** START OF Supplied records **

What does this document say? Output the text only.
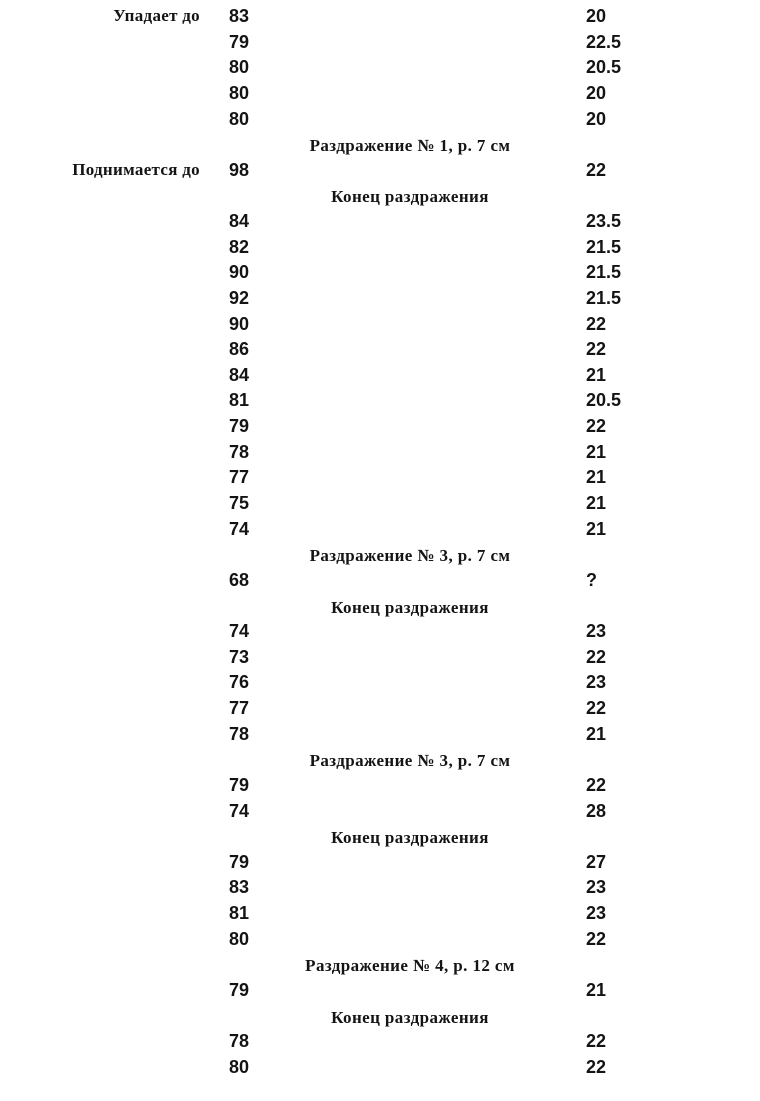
Упадает до 83	20
79	22.5
80	20.5
80	20
80	20
Раздражение № 1, р. 7 см
Поднимается до 98	22
Конец раздражения
84	23.5
82	21.5
90	21.5
92	21.5
90	22
86	22
84	21
81	20.5
79	22
78	21
77	21
75	21
74	21
Раздражение № 3, р. 7 см
68	?
Конец раздражения
74	23
73	22
76	23
77	22
78	21
Раздражение № 3, р. 7 см
79	22
74	28
Конец раздражения
79	27
83	23
81	23
80	22
Раздражение № 4, р. 12 см
79	21
Конец раздражения
78	22
80	22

** END OF Supplied records **

Your task is an exact transcription of all the data, minus the pictures.

> _Exercise result_
What does this document say? Output the text only.
Упадает до 83	20
79	22.5
80	20.5
80	20
80	20
Раздражение № 1, р. 7 см
Поднимается до 98	22
Конец раздражения
84	23.5
82	21.5
90	21.5
92	21.5
90	22
86	22
84	21
81	20.5
79	22
78	21
77	21
75	21
74	21
Раздражение № 3, р. 7 см
68	?
Конец раздражения
74	23
73	22
76	23
77	22
78	21
Раздражение № 3, р. 7 см
79	22
74	28
Конец раздражения
79	27
83	23
81	23
80	22
Раздражение № 4, р. 12 см
79	21
Конец раздражения
78	22
80	22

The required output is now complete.